▽

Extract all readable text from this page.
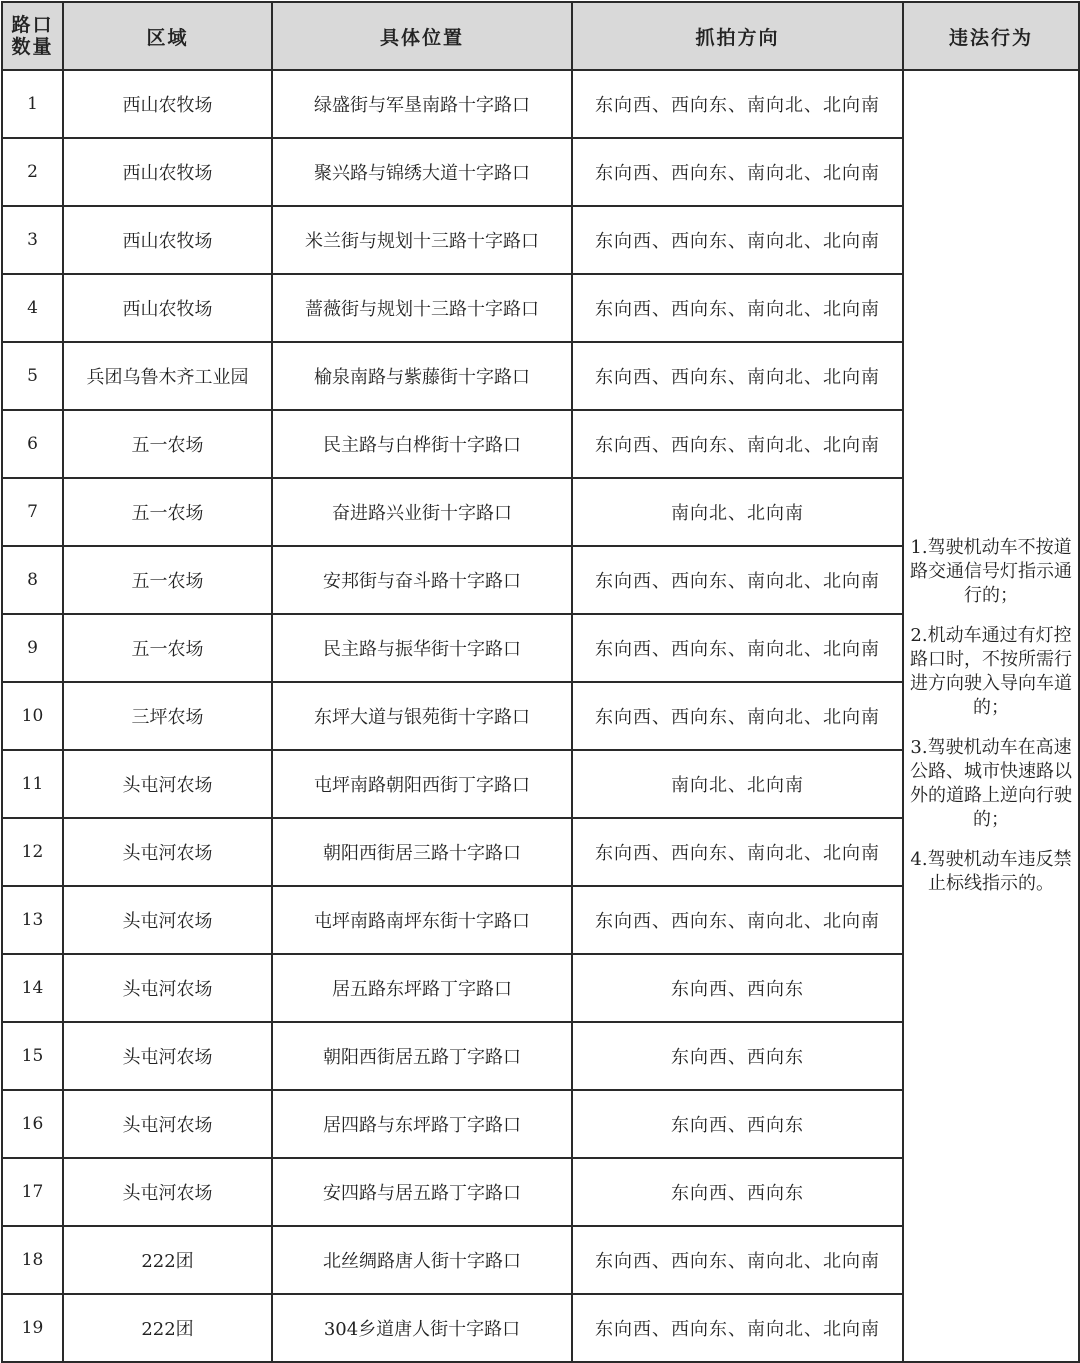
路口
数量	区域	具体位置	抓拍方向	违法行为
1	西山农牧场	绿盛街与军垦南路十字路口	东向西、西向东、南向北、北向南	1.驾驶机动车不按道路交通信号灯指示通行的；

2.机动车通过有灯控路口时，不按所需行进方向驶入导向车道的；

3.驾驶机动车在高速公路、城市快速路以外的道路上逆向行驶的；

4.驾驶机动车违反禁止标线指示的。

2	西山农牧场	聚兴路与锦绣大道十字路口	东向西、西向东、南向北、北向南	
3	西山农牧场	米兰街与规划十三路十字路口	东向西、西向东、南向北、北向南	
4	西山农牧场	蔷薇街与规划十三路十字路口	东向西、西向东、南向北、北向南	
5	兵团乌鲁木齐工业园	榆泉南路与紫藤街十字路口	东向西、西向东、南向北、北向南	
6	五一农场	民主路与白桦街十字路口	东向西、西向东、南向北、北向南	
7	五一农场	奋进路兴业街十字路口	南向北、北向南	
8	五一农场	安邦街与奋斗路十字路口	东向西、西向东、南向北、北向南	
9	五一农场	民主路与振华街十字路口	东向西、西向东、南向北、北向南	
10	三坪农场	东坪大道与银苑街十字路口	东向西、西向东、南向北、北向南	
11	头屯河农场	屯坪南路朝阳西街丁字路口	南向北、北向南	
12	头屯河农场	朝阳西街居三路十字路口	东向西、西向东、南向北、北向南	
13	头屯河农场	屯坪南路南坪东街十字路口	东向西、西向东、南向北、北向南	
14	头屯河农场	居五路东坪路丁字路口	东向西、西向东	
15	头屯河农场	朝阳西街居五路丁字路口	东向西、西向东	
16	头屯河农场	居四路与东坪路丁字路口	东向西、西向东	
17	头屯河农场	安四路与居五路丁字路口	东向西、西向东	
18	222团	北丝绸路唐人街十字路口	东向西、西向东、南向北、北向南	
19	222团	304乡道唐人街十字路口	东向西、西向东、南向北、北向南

△

- To do:
Search the records for the word "西山农牧场", then list every line that has it.

- The answer:
1	西山农牧场	绿盛街与军垦南路十字路口	东向西、西向东、南向北、北向南	1.驾驶机动车不按道路交通信号灯指示通行的；
2	西山农牧场	聚兴路与锦绣大道十字路口	东向西、西向东、南向北、北向南	
3	西山农牧场	米兰街与规划十三路十字路口	东向西、西向东、南向北、北向南	
4	西山农牧场	蔷薇街与规划十三路十字路口	东向西、西向东、南向北、北向南	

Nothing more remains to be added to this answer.